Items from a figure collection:
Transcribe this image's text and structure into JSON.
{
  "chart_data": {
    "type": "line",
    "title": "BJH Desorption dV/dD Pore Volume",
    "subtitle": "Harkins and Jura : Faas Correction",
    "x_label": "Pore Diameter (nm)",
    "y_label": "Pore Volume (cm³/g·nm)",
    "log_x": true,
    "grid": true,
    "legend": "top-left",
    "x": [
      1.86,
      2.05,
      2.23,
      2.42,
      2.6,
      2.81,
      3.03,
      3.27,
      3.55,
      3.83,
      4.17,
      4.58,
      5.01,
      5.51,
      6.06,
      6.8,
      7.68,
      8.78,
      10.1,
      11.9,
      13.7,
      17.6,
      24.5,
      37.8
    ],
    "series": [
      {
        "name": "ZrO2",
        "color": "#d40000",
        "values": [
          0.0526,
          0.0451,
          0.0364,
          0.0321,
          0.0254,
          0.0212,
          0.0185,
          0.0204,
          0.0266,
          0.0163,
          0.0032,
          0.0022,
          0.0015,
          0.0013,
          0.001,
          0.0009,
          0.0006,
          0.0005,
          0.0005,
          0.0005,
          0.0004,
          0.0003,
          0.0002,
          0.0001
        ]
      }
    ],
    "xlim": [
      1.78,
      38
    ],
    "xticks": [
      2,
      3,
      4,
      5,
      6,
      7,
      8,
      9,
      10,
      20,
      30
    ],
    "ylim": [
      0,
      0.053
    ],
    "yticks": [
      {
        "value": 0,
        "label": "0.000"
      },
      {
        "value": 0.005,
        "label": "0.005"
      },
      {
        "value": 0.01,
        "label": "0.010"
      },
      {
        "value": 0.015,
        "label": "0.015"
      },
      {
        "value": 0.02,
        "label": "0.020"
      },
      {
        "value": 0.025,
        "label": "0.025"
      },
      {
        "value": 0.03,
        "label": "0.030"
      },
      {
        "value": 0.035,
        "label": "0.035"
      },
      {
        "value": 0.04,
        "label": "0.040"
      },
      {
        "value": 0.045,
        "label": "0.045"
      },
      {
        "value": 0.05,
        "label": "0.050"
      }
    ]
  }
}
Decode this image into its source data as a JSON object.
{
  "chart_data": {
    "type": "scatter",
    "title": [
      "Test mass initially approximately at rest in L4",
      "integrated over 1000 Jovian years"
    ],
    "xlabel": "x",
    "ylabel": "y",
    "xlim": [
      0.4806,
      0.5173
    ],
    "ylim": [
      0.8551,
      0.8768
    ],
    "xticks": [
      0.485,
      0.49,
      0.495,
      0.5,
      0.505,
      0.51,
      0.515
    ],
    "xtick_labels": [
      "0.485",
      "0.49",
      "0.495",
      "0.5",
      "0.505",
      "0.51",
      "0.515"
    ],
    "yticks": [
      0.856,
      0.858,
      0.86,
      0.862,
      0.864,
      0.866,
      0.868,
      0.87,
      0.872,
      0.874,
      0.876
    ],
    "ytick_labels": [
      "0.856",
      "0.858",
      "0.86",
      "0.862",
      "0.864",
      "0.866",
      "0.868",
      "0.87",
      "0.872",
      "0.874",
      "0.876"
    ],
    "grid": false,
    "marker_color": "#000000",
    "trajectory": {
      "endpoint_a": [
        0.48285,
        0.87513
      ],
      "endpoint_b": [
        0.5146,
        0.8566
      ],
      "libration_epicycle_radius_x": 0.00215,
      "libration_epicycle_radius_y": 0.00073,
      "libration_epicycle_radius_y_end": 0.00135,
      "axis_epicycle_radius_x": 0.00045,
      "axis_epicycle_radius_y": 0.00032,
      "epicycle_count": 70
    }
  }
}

Instructions to follow
Pick out each line containing the string "JSON" and copy it.

Result of the task
Transcribe this image's text and structure into JSON.
Decode this image into its source data as a JSON object.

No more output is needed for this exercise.